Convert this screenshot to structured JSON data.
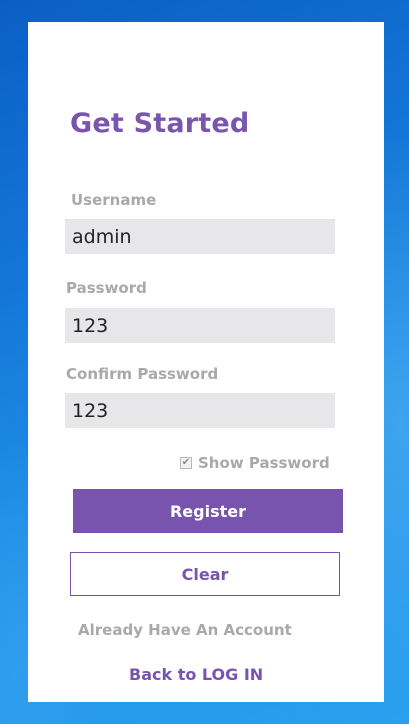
{
  "form": {
    "title": "Get Started",
    "username": {
      "label": "Username",
      "value": "admin"
    },
    "password": {
      "label": "Password",
      "value": "123"
    },
    "confirm_password": {
      "label": "Confirm Password",
      "value": "123"
    },
    "show_password": {
      "label": "Show Password",
      "checked": true
    },
    "register_label": "Register",
    "clear_label": "Clear",
    "already_have_account": "Already Have An Account",
    "back_to_login": "Back to LOG IN"
  },
  "colors": {
    "accent": "#7854ae",
    "label_gray": "#a9a9a9",
    "field_background": "#e7e7e9",
    "desktop_blue": "#1478d8"
  }
}
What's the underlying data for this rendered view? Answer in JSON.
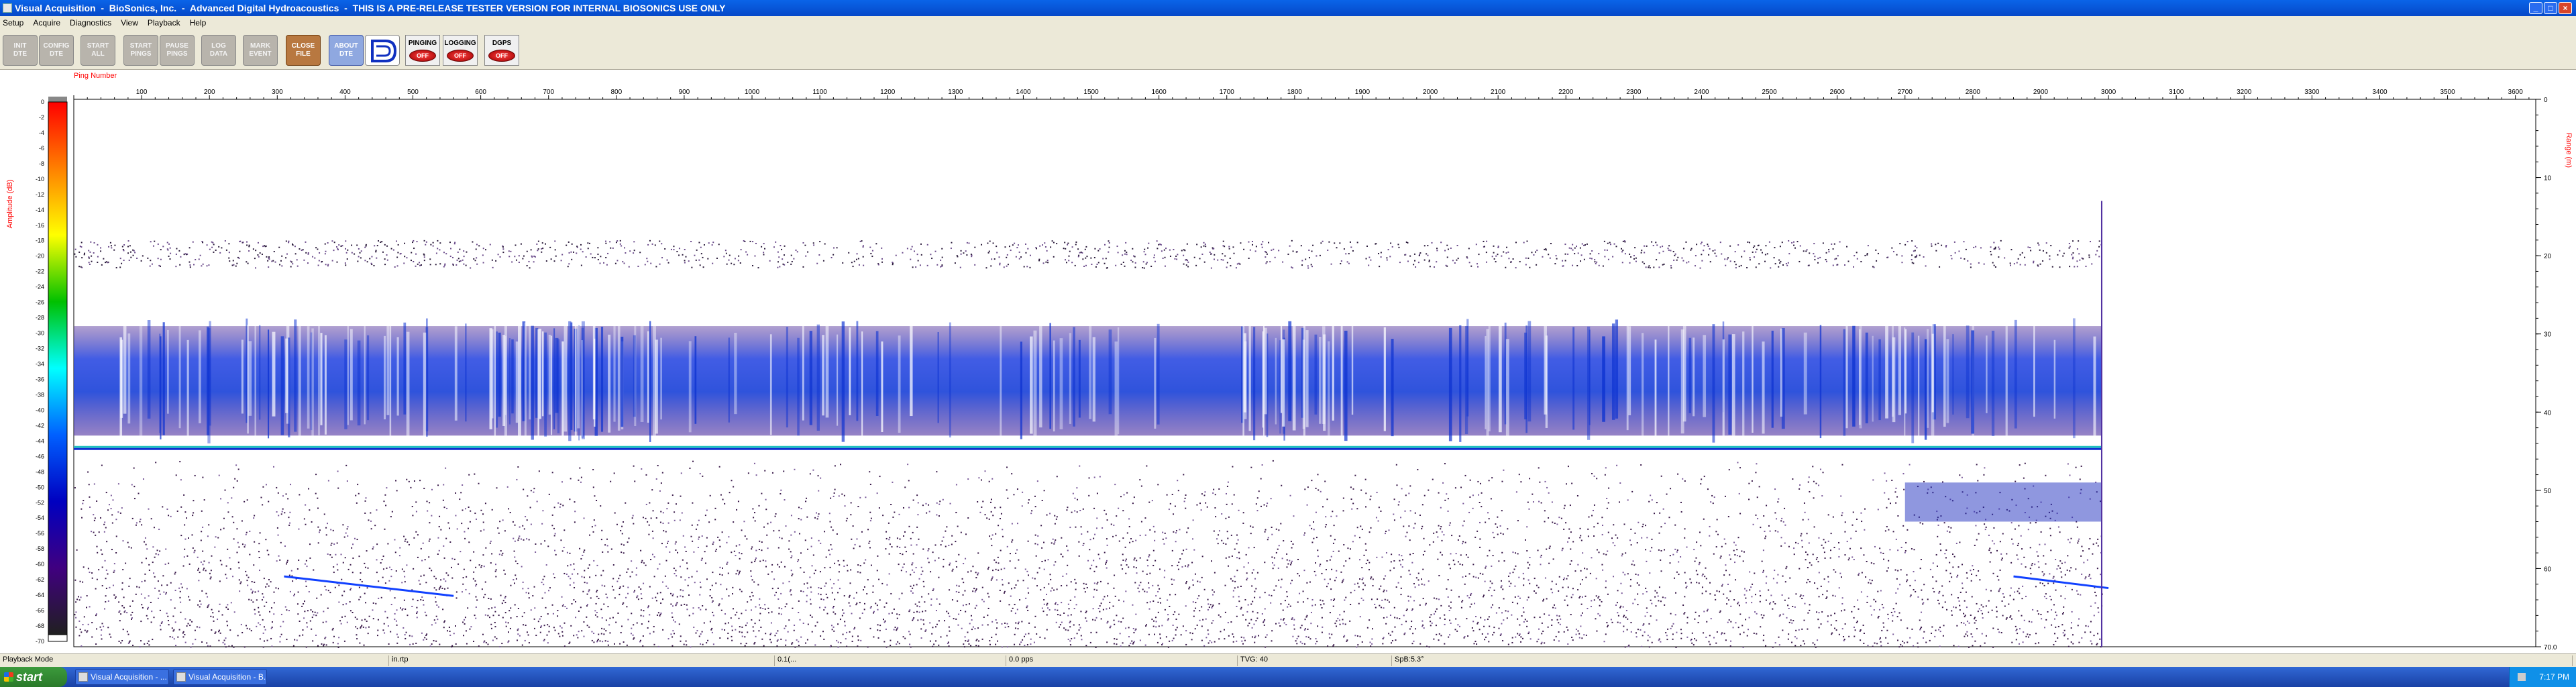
{
  "window": {
    "title": "Visual Acquisition  -  BioSonics, Inc.  -  Advanced Digital Hydroacoustics  -  THIS IS A PRE-RELEASE TESTER VERSION FOR INTERNAL BIOSONICS USE ONLY",
    "minimize": "_",
    "maximize": "□",
    "close": "×"
  },
  "menu": [
    "Setup",
    "Acquire",
    "Diagnostics",
    "View",
    "Playback",
    "Help"
  ],
  "toolbar": {
    "buttons": [
      {
        "name": "init-dte-button",
        "line1": "INIT",
        "line2": "DTE",
        "style": "gray"
      },
      {
        "name": "config-dte-button",
        "line1": "CONFIG",
        "line2": "DTE",
        "style": "gray"
      },
      {
        "name": "start-all-button",
        "line1": "START",
        "line2": "ALL",
        "style": "gray"
      },
      {
        "name": "start-pings-button",
        "line1": "START",
        "line2": "PINGS",
        "style": "gray"
      },
      {
        "name": "pause-pings-button",
        "line1": "PAUSE",
        "line2": "PINGS",
        "style": "gray"
      },
      {
        "name": "log-data-button",
        "line1": "LOG",
        "line2": "DATA",
        "style": "gray"
      },
      {
        "name": "mark-event-button",
        "line1": "MARK",
        "line2": "EVENT",
        "style": "gray"
      },
      {
        "name": "close-file-button",
        "line1": "CLOSE",
        "line2": "FILE",
        "style": "orange"
      },
      {
        "name": "about-dte-button",
        "line1": "ABOUT",
        "line2": "DTE",
        "style": "blue"
      }
    ],
    "indicators": [
      {
        "name": "pinging-indicator",
        "label": "PINGING",
        "state": "OFF"
      },
      {
        "name": "logging-indicator",
        "label": "LOGGING",
        "state": "OFF"
      },
      {
        "name": "dgps-indicator",
        "label": "DGPS",
        "state": "OFF"
      }
    ]
  },
  "echogram": {
    "x_title": "Ping Number",
    "amp_title": "Amplitude (dB)",
    "range_title": "Range (m)",
    "ping_ticks": [
      100,
      200,
      300,
      400,
      500,
      600,
      700,
      800,
      900,
      1000,
      1100,
      1200,
      1300,
      1400,
      1500,
      1600,
      1700,
      1800,
      1900,
      2000,
      2100,
      2200,
      2300,
      2400,
      2500,
      2600,
      2700,
      2800,
      2900,
      3000,
      3100,
      3200,
      3300,
      3400,
      3500,
      3600
    ],
    "ping_max": 3630,
    "pings_recorded": 2990,
    "amp_ticks": [
      0,
      -2,
      -4,
      -6,
      -8,
      -10,
      -12,
      -14,
      -16,
      -18,
      -20,
      -22,
      -24,
      -26,
      -28,
      -30,
      -32,
      -34,
      -36,
      -38,
      -40,
      -42,
      -44,
      -46,
      -48,
      -50,
      -52,
      -54,
      -56,
      -58,
      -60,
      -62,
      -64,
      -66,
      -68,
      -70
    ],
    "range_ticks": [
      "0",
      "10",
      "20",
      "30",
      "40",
      "50",
      "60",
      "70.0"
    ],
    "range_max": 70,
    "bottom_depth_m": 44.5,
    "colors": {
      "scale": [
        "#ff0000",
        "#ff8000",
        "#ffff00",
        "#00c000",
        "#00ffff",
        "#0060ff",
        "#0000c0",
        "#400080",
        "#202020"
      ],
      "axis_title": "#ff0000"
    }
  },
  "status": {
    "mode": "Playback Mode",
    "field2": "in.rtp",
    "field3": "0.1(...",
    "field4": "0.0 pps",
    "field5": "TVG: 40",
    "field6": "SpB:5.3°"
  },
  "taskbar": {
    "start": "start",
    "tasks": [
      {
        "label": "Visual Acquisition - ..."
      },
      {
        "label": "Visual Acquisition - B..."
      }
    ],
    "clock": "7:17 PM"
  }
}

→ **Directions**
Print all of the records shown above exactly, leaving out each picture.

→ **Task answer**
Convert this screenshot to structured JSON data.
{
  "form": {
    "title": "Get Started",
    "username": {
      "label": "Username",
      "value": "admin"
    },
    "password": {
      "label": "Password",
      "value": "123"
    },
    "confirm_password": {
      "label": "Confirm Password",
      "value": "123"
    },
    "show_password": {
      "label": "Show Password",
      "checked": true
    },
    "register_label": "Register",
    "clear_label": "Clear",
    "already_have_account": "Already Have An Account",
    "back_to_login": "Back to LOG IN"
  },
  "colors": {
    "accent": "#7854ae",
    "label_gray": "#a9a9a9",
    "field_background": "#e7e7e9",
    "desktop_blue": "#1478d8"
  }
}
What's the underlying data for this rendered view? Answer in JSON.
{
  "window": {
    "title": "Visual Acquisition  -  BioSonics, Inc.  -  Advanced Digital Hydroacoustics  -  THIS IS A PRE-RELEASE TESTER VERSION FOR INTERNAL BIOSONICS USE ONLY",
    "minimize": "_",
    "maximize": "□",
    "close": "×"
  },
  "menu": [
    "Setup",
    "Acquire",
    "Diagnostics",
    "View",
    "Playback",
    "Help"
  ],
  "toolbar": {
    "buttons": [
      {
        "name": "init-dte-button",
        "line1": "INIT",
        "line2": "DTE",
        "style": "gray"
      },
      {
        "name": "config-dte-button",
        "line1": "CONFIG",
        "line2": "DTE",
        "style": "gray"
      },
      {
        "name": "start-all-button",
        "line1": "START",
        "line2": "ALL",
        "style": "gray"
      },
      {
        "name": "start-pings-button",
        "line1": "START",
        "line2": "PINGS",
        "style": "gray"
      },
      {
        "name": "pause-pings-button",
        "line1": "PAUSE",
        "line2": "PINGS",
        "style": "gray"
      },
      {
        "name": "log-data-button",
        "line1": "LOG",
        "line2": "DATA",
        "style": "gray"
      },
      {
        "name": "mark-event-button",
        "line1": "MARK",
        "line2": "EVENT",
        "style": "gray"
      },
      {
        "name": "close-file-button",
        "line1": "CLOSE",
        "line2": "FILE",
        "style": "orange"
      },
      {
        "name": "about-dte-button",
        "line1": "ABOUT",
        "line2": "DTE",
        "style": "blue"
      }
    ],
    "indicators": [
      {
        "name": "pinging-indicator",
        "label": "PINGING",
        "state": "OFF"
      },
      {
        "name": "logging-indicator",
        "label": "LOGGING",
        "state": "OFF"
      },
      {
        "name": "dgps-indicator",
        "label": "DGPS",
        "state": "OFF"
      }
    ]
  },
  "echogram": {
    "x_title": "Ping Number",
    "amp_title": "Amplitude (dB)",
    "range_title": "Range (m)",
    "ping_ticks": [
      100,
      200,
      300,
      400,
      500,
      600,
      700,
      800,
      900,
      1000,
      1100,
      1200,
      1300,
      1400,
      1500,
      1600,
      1700,
      1800,
      1900,
      2000,
      2100,
      2200,
      2300,
      2400,
      2500,
      2600,
      2700,
      2800,
      2900,
      3000,
      3100,
      3200,
      3300,
      3400,
      3500,
      3600
    ],
    "ping_max": 3630,
    "pings_recorded": 2990,
    "amp_ticks": [
      0,
      -2,
      -4,
      -6,
      -8,
      -10,
      -12,
      -14,
      -16,
      -18,
      -20,
      -22,
      -24,
      -26,
      -28,
      -30,
      -32,
      -34,
      -36,
      -38,
      -40,
      -42,
      -44,
      -46,
      -48,
      -50,
      -52,
      -54,
      -56,
      -58,
      -60,
      -62,
      -64,
      -66,
      -68,
      -70
    ],
    "range_ticks": [
      "0",
      "10",
      "20",
      "30",
      "40",
      "50",
      "60",
      "70.0"
    ],
    "range_max": 70,
    "bottom_depth_m": 44.5,
    "colors": {
      "scale": [
        "#ff0000",
        "#ff8000",
        "#ffff00",
        "#00c000",
        "#00ffff",
        "#0060ff",
        "#0000c0",
        "#400080",
        "#202020"
      ],
      "axis_title": "#ff0000"
    }
  },
  "status": {
    "mode": "Playback Mode",
    "field2": "in.rtp",
    "field3": "0.1(...",
    "field4": "0.0 pps",
    "field5": "TVG: 40",
    "field6": "SpB:5.3°"
  },
  "taskbar": {
    "start": "start",
    "tasks": [
      {
        "label": "Visual Acquisition - ..."
      },
      {
        "label": "Visual Acquisition - B..."
      }
    ],
    "clock": "7:17 PM"
  }
}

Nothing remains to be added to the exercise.